Render every entry exactly as it appears.

Stored data
## START

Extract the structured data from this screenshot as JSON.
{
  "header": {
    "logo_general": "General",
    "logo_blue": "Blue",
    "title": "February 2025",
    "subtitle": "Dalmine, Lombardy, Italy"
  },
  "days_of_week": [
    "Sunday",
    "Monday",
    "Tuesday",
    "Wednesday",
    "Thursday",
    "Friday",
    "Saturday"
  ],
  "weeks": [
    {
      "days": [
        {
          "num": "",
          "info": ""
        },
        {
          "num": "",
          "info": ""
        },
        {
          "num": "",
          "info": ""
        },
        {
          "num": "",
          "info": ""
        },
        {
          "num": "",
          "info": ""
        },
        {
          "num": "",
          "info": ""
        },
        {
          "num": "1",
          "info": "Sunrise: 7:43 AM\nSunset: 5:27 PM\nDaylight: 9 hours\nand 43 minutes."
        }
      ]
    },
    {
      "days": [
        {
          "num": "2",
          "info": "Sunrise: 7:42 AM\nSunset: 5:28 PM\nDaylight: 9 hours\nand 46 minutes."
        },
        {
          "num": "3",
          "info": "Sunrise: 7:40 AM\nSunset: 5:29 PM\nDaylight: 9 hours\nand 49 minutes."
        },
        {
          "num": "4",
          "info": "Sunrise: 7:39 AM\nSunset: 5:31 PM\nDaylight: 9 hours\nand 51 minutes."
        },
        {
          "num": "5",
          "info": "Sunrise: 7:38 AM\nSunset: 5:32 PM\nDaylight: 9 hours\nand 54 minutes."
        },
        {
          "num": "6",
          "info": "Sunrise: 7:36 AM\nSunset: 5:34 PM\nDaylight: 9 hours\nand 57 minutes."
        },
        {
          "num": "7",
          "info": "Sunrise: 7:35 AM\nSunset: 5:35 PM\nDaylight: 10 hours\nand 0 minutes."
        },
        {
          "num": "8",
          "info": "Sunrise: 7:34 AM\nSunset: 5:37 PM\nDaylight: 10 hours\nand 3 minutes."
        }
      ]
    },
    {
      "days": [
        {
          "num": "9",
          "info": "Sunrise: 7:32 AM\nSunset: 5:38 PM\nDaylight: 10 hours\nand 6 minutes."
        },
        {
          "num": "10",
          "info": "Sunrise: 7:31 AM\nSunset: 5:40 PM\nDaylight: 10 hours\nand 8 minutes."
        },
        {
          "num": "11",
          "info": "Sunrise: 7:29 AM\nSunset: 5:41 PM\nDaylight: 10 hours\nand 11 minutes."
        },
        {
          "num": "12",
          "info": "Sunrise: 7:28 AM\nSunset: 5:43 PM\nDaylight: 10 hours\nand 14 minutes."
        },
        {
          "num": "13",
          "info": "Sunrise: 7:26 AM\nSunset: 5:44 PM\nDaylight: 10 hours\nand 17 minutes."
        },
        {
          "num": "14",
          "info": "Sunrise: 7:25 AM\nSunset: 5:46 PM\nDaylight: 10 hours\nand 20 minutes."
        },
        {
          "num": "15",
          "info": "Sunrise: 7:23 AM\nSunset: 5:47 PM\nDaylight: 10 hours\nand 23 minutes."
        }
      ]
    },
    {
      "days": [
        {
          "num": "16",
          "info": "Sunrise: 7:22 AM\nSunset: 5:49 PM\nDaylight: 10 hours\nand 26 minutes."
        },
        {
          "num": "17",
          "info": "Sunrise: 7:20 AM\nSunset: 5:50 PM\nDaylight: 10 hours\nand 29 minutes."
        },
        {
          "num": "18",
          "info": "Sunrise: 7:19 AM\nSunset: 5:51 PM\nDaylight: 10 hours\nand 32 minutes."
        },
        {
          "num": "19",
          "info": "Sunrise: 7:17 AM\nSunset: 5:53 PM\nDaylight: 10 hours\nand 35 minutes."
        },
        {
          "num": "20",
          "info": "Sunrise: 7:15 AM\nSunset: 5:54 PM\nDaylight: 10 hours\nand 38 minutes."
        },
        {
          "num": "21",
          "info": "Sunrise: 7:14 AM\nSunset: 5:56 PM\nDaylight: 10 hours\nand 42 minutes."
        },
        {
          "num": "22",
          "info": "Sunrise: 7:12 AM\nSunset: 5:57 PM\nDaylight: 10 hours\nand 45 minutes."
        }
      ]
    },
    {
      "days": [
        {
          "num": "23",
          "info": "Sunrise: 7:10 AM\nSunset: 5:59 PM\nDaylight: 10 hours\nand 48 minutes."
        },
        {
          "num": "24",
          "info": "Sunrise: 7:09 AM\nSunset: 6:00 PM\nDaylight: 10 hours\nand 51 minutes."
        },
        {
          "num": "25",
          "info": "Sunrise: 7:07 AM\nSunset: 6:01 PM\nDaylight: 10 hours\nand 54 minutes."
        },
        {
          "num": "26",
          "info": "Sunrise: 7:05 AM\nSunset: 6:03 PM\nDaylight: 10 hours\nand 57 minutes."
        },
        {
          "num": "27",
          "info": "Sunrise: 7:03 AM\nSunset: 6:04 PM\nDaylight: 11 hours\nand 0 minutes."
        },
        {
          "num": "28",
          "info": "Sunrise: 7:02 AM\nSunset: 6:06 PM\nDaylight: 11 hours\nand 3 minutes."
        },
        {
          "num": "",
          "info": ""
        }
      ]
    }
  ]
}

## END

_Task answer_
Extract the structured data from this screenshot as JSON.
{
  "header": {
    "logo_general": "General",
    "logo_blue": "Blue",
    "title": "February 2025",
    "subtitle": "Dalmine, Lombardy, Italy"
  },
  "days_of_week": [
    "Sunday",
    "Monday",
    "Tuesday",
    "Wednesday",
    "Thursday",
    "Friday",
    "Saturday"
  ],
  "weeks": [
    {
      "days": [
        {
          "num": "",
          "info": ""
        },
        {
          "num": "",
          "info": ""
        },
        {
          "num": "",
          "info": ""
        },
        {
          "num": "",
          "info": ""
        },
        {
          "num": "",
          "info": ""
        },
        {
          "num": "",
          "info": ""
        },
        {
          "num": "1",
          "info": "Sunrise: 7:43 AM\nSunset: 5:27 PM\nDaylight: 9 hours\nand 43 minutes."
        }
      ]
    },
    {
      "days": [
        {
          "num": "2",
          "info": "Sunrise: 7:42 AM\nSunset: 5:28 PM\nDaylight: 9 hours\nand 46 minutes."
        },
        {
          "num": "3",
          "info": "Sunrise: 7:40 AM\nSunset: 5:29 PM\nDaylight: 9 hours\nand 49 minutes."
        },
        {
          "num": "4",
          "info": "Sunrise: 7:39 AM\nSunset: 5:31 PM\nDaylight: 9 hours\nand 51 minutes."
        },
        {
          "num": "5",
          "info": "Sunrise: 7:38 AM\nSunset: 5:32 PM\nDaylight: 9 hours\nand 54 minutes."
        },
        {
          "num": "6",
          "info": "Sunrise: 7:36 AM\nSunset: 5:34 PM\nDaylight: 9 hours\nand 57 minutes."
        },
        {
          "num": "7",
          "info": "Sunrise: 7:35 AM\nSunset: 5:35 PM\nDaylight: 10 hours\nand 0 minutes."
        },
        {
          "num": "8",
          "info": "Sunrise: 7:34 AM\nSunset: 5:37 PM\nDaylight: 10 hours\nand 3 minutes."
        }
      ]
    },
    {
      "days": [
        {
          "num": "9",
          "info": "Sunrise: 7:32 AM\nSunset: 5:38 PM\nDaylight: 10 hours\nand 6 minutes."
        },
        {
          "num": "10",
          "info": "Sunrise: 7:31 AM\nSunset: 5:40 PM\nDaylight: 10 hours\nand 8 minutes."
        },
        {
          "num": "11",
          "info": "Sunrise: 7:29 AM\nSunset: 5:41 PM\nDaylight: 10 hours\nand 11 minutes."
        },
        {
          "num": "12",
          "info": "Sunrise: 7:28 AM\nSunset: 5:43 PM\nDaylight: 10 hours\nand 14 minutes."
        },
        {
          "num": "13",
          "info": "Sunrise: 7:26 AM\nSunset: 5:44 PM\nDaylight: 10 hours\nand 17 minutes."
        },
        {
          "num": "14",
          "info": "Sunrise: 7:25 AM\nSunset: 5:46 PM\nDaylight: 10 hours\nand 20 minutes."
        },
        {
          "num": "15",
          "info": "Sunrise: 7:23 AM\nSunset: 5:47 PM\nDaylight: 10 hours\nand 23 minutes."
        }
      ]
    },
    {
      "days": [
        {
          "num": "16",
          "info": "Sunrise: 7:22 AM\nSunset: 5:49 PM\nDaylight: 10 hours\nand 26 minutes."
        },
        {
          "num": "17",
          "info": "Sunrise: 7:20 AM\nSunset: 5:50 PM\nDaylight: 10 hours\nand 29 minutes."
        },
        {
          "num": "18",
          "info": "Sunrise: 7:19 AM\nSunset: 5:51 PM\nDaylight: 10 hours\nand 32 minutes."
        },
        {
          "num": "19",
          "info": "Sunrise: 7:17 AM\nSunset: 5:53 PM\nDaylight: 10 hours\nand 35 minutes."
        },
        {
          "num": "20",
          "info": "Sunrise: 7:15 AM\nSunset: 5:54 PM\nDaylight: 10 hours\nand 38 minutes."
        },
        {
          "num": "21",
          "info": "Sunrise: 7:14 AM\nSunset: 5:56 PM\nDaylight: 10 hours\nand 42 minutes."
        },
        {
          "num": "22",
          "info": "Sunrise: 7:12 AM\nSunset: 5:57 PM\nDaylight: 10 hours\nand 45 minutes."
        }
      ]
    },
    {
      "days": [
        {
          "num": "23",
          "info": "Sunrise: 7:10 AM\nSunset: 5:59 PM\nDaylight: 10 hours\nand 48 minutes."
        },
        {
          "num": "24",
          "info": "Sunrise: 7:09 AM\nSunset: 6:00 PM\nDaylight: 10 hours\nand 51 minutes."
        },
        {
          "num": "25",
          "info": "Sunrise: 7:07 AM\nSunset: 6:01 PM\nDaylight: 10 hours\nand 54 minutes."
        },
        {
          "num": "26",
          "info": "Sunrise: 7:05 AM\nSunset: 6:03 PM\nDaylight: 10 hours\nand 57 minutes."
        },
        {
          "num": "27",
          "info": "Sunrise: 7:03 AM\nSunset: 6:04 PM\nDaylight: 11 hours\nand 0 minutes."
        },
        {
          "num": "28",
          "info": "Sunrise: 7:02 AM\nSunset: 6:06 PM\nDaylight: 11 hours\nand 3 minutes."
        },
        {
          "num": "",
          "info": ""
        }
      ]
    }
  ]
}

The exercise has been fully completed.